## Set task
Please write out the material below exactly as given.

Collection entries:

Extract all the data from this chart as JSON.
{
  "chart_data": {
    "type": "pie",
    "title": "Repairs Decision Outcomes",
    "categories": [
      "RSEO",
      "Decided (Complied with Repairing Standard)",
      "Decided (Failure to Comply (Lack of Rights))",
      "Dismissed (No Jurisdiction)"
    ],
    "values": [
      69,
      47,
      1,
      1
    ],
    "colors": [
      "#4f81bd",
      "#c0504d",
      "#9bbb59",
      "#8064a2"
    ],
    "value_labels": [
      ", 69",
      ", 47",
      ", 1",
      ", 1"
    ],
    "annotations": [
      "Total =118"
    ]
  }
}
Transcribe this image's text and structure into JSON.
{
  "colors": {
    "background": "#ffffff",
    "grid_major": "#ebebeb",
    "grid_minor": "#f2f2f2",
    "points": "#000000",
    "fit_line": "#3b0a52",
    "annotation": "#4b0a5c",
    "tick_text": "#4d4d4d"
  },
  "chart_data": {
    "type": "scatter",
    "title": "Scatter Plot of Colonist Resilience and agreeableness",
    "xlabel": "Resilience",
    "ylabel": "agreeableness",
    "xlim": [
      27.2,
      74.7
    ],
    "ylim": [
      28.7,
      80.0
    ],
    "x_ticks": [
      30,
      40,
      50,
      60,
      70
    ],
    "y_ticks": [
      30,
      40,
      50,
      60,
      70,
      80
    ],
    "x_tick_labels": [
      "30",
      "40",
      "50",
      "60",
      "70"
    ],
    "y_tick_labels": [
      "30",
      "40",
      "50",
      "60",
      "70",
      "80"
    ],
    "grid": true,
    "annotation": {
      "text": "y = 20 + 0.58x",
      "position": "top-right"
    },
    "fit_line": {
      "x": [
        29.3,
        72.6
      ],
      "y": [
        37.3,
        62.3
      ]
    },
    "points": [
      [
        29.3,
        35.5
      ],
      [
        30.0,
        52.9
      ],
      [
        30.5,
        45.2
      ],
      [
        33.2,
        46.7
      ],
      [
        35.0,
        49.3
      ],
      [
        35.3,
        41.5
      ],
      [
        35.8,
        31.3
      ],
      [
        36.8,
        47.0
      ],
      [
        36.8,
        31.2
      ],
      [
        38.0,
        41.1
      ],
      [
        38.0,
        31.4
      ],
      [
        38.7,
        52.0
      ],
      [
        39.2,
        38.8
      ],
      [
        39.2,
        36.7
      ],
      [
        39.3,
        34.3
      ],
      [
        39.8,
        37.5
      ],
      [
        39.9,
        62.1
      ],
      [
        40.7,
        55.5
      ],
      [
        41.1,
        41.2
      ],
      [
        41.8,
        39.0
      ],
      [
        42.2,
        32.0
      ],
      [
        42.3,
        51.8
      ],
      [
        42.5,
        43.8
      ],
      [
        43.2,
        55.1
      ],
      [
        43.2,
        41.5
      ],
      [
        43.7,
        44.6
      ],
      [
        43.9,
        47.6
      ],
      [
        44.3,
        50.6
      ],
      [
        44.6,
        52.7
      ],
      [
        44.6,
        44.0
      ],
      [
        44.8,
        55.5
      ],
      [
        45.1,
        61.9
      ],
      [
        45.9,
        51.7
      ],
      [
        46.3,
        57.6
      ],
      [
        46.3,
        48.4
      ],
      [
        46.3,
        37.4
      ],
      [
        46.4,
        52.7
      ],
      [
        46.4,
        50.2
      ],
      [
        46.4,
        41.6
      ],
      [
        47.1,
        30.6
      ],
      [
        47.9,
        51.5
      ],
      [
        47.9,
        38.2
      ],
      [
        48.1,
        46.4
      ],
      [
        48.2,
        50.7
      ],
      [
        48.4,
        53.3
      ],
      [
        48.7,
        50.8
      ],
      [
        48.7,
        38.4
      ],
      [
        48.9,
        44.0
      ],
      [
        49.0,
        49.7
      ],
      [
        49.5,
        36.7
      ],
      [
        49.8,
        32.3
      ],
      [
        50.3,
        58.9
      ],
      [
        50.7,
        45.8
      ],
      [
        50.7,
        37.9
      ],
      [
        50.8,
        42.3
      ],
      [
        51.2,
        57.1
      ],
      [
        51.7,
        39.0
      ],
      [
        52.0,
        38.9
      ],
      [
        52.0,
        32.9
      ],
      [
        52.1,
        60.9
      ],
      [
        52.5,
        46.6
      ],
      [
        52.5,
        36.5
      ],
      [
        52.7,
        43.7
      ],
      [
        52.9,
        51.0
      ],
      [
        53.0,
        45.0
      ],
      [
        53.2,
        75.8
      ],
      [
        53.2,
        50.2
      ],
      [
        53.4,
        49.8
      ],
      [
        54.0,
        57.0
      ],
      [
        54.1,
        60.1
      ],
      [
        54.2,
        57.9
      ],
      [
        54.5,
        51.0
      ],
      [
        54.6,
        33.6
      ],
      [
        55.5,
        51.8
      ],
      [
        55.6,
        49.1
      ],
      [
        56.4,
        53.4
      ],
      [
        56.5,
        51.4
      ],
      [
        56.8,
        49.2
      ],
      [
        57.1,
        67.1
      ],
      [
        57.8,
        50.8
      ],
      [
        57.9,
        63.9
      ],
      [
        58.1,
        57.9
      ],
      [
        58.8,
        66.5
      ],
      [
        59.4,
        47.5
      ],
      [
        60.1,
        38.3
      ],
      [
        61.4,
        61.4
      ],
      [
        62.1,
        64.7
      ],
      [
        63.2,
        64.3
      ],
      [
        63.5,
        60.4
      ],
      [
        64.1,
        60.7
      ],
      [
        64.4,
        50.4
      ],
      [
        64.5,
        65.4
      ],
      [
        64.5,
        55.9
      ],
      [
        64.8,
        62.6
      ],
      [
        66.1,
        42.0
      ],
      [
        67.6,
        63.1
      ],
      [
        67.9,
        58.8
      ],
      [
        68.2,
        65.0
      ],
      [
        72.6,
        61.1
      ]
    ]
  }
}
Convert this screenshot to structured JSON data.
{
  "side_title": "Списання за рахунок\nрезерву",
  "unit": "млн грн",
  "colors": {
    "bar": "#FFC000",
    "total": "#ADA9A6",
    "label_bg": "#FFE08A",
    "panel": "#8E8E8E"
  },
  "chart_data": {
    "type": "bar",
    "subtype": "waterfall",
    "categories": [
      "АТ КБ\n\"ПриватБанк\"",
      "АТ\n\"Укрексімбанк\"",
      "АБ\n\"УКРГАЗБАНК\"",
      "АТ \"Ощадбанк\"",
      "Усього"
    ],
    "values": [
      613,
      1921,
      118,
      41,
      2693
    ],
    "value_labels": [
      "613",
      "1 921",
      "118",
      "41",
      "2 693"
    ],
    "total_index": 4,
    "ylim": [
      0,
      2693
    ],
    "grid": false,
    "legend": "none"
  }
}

## Final result
Extract all the data from this chart as JSON.
{
  "chart_data": {
    "type": "pie",
    "title": "Repairs Decision Outcomes",
    "categories": [
      "RSEO",
      "Decided (Complied with Repairing Standard)",
      "Decided (Failure to Comply (Lack of Rights))",
      "Dismissed (No Jurisdiction)"
    ],
    "values": [
      69,
      47,
      1,
      1
    ],
    "colors": [
      "#4f81bd",
      "#c0504d",
      "#9bbb59",
      "#8064a2"
    ],
    "value_labels": [
      ", 69",
      ", 47",
      ", 1",
      ", 1"
    ],
    "annotations": [
      "Total =118"
    ]
  }
}
Transcribe this image's text and structure into JSON.
{
  "colors": {
    "background": "#ffffff",
    "grid_major": "#ebebeb",
    "grid_minor": "#f2f2f2",
    "points": "#000000",
    "fit_line": "#3b0a52",
    "annotation": "#4b0a5c",
    "tick_text": "#4d4d4d"
  },
  "chart_data": {
    "type": "scatter",
    "title": "Scatter Plot of Colonist Resilience and agreeableness",
    "xlabel": "Resilience",
    "ylabel": "agreeableness",
    "xlim": [
      27.2,
      74.7
    ],
    "ylim": [
      28.7,
      80.0
    ],
    "x_ticks": [
      30,
      40,
      50,
      60,
      70
    ],
    "y_ticks": [
      30,
      40,
      50,
      60,
      70,
      80
    ],
    "x_tick_labels": [
      "30",
      "40",
      "50",
      "60",
      "70"
    ],
    "y_tick_labels": [
      "30",
      "40",
      "50",
      "60",
      "70",
      "80"
    ],
    "grid": true,
    "annotation": {
      "text": "y = 20 + 0.58x",
      "position": "top-right"
    },
    "fit_line": {
      "x": [
        29.3,
        72.6
      ],
      "y": [
        37.3,
        62.3
      ]
    },
    "points": [
      [
        29.3,
        35.5
      ],
      [
        30.0,
        52.9
      ],
      [
        30.5,
        45.2
      ],
      [
        33.2,
        46.7
      ],
      [
        35.0,
        49.3
      ],
      [
        35.3,
        41.5
      ],
      [
        35.8,
        31.3
      ],
      [
        36.8,
        47.0
      ],
      [
        36.8,
        31.2
      ],
      [
        38.0,
        41.1
      ],
      [
        38.0,
        31.4
      ],
      [
        38.7,
        52.0
      ],
      [
        39.2,
        38.8
      ],
      [
        39.2,
        36.7
      ],
      [
        39.3,
        34.3
      ],
      [
        39.8,
        37.5
      ],
      [
        39.9,
        62.1
      ],
      [
        40.7,
        55.5
      ],
      [
        41.1,
        41.2
      ],
      [
        41.8,
        39.0
      ],
      [
        42.2,
        32.0
      ],
      [
        42.3,
        51.8
      ],
      [
        42.5,
        43.8
      ],
      [
        43.2,
        55.1
      ],
      [
        43.2,
        41.5
      ],
      [
        43.7,
        44.6
      ],
      [
        43.9,
        47.6
      ],
      [
        44.3,
        50.6
      ],
      [
        44.6,
        52.7
      ],
      [
        44.6,
        44.0
      ],
      [
        44.8,
        55.5
      ],
      [
        45.1,
        61.9
      ],
      [
        45.9,
        51.7
      ],
      [
        46.3,
        57.6
      ],
      [
        46.3,
        48.4
      ],
      [
        46.3,
        37.4
      ],
      [
        46.4,
        52.7
      ],
      [
        46.4,
        50.2
      ],
      [
        46.4,
        41.6
      ],
      [
        47.1,
        30.6
      ],
      [
        47.9,
        51.5
      ],
      [
        47.9,
        38.2
      ],
      [
        48.1,
        46.4
      ],
      [
        48.2,
        50.7
      ],
      [
        48.4,
        53.3
      ],
      [
        48.7,
        50.8
      ],
      [
        48.7,
        38.4
      ],
      [
        48.9,
        44.0
      ],
      [
        49.0,
        49.7
      ],
      [
        49.5,
        36.7
      ],
      [
        49.8,
        32.3
      ],
      [
        50.3,
        58.9
      ],
      [
        50.7,
        45.8
      ],
      [
        50.7,
        37.9
      ],
      [
        50.8,
        42.3
      ],
      [
        51.2,
        57.1
      ],
      [
        51.7,
        39.0
      ],
      [
        52.0,
        38.9
      ],
      [
        52.0,
        32.9
      ],
      [
        52.1,
        60.9
      ],
      [
        52.5,
        46.6
      ],
      [
        52.5,
        36.5
      ],
      [
        52.7,
        43.7
      ],
      [
        52.9,
        51.0
      ],
      [
        53.0,
        45.0
      ],
      [
        53.2,
        75.8
      ],
      [
        53.2,
        50.2
      ],
      [
        53.4,
        49.8
      ],
      [
        54.0,
        57.0
      ],
      [
        54.1,
        60.1
      ],
      [
        54.2,
        57.9
      ],
      [
        54.5,
        51.0
      ],
      [
        54.6,
        33.6
      ],
      [
        55.5,
        51.8
      ],
      [
        55.6,
        49.1
      ],
      [
        56.4,
        53.4
      ],
      [
        56.5,
        51.4
      ],
      [
        56.8,
        49.2
      ],
      [
        57.1,
        67.1
      ],
      [
        57.8,
        50.8
      ],
      [
        57.9,
        63.9
      ],
      [
        58.1,
        57.9
      ],
      [
        58.8,
        66.5
      ],
      [
        59.4,
        47.5
      ],
      [
        60.1,
        38.3
      ],
      [
        61.4,
        61.4
      ],
      [
        62.1,
        64.7
      ],
      [
        63.2,
        64.3
      ],
      [
        63.5,
        60.4
      ],
      [
        64.1,
        60.7
      ],
      [
        64.4,
        50.4
      ],
      [
        64.5,
        65.4
      ],
      [
        64.5,
        55.9
      ],
      [
        64.8,
        62.6
      ],
      [
        66.1,
        42.0
      ],
      [
        67.6,
        63.1
      ],
      [
        67.9,
        58.8
      ],
      [
        68.2,
        65.0
      ],
      [
        72.6,
        61.1
      ]
    ]
  }
}
Convert this screenshot to structured JSON data.
{
  "side_title": "Списання за рахунок\nрезерву",
  "unit": "млн грн",
  "colors": {
    "bar": "#FFC000",
    "total": "#ADA9A6",
    "label_bg": "#FFE08A",
    "panel": "#8E8E8E"
  },
  "chart_data": {
    "type": "bar",
    "subtype": "waterfall",
    "categories": [
      "АТ КБ\n\"ПриватБанк\"",
      "АТ\n\"Укрексімбанк\"",
      "АБ\n\"УКРГАЗБАНК\"",
      "АТ \"Ощадбанк\"",
      "Усього"
    ],
    "values": [
      613,
      1921,
      118,
      41,
      2693
    ],
    "value_labels": [
      "613",
      "1 921",
      "118",
      "41",
      "2 693"
    ],
    "total_index": 4,
    "ylim": [
      0,
      2693
    ],
    "grid": false,
    "legend": "none"
  }
}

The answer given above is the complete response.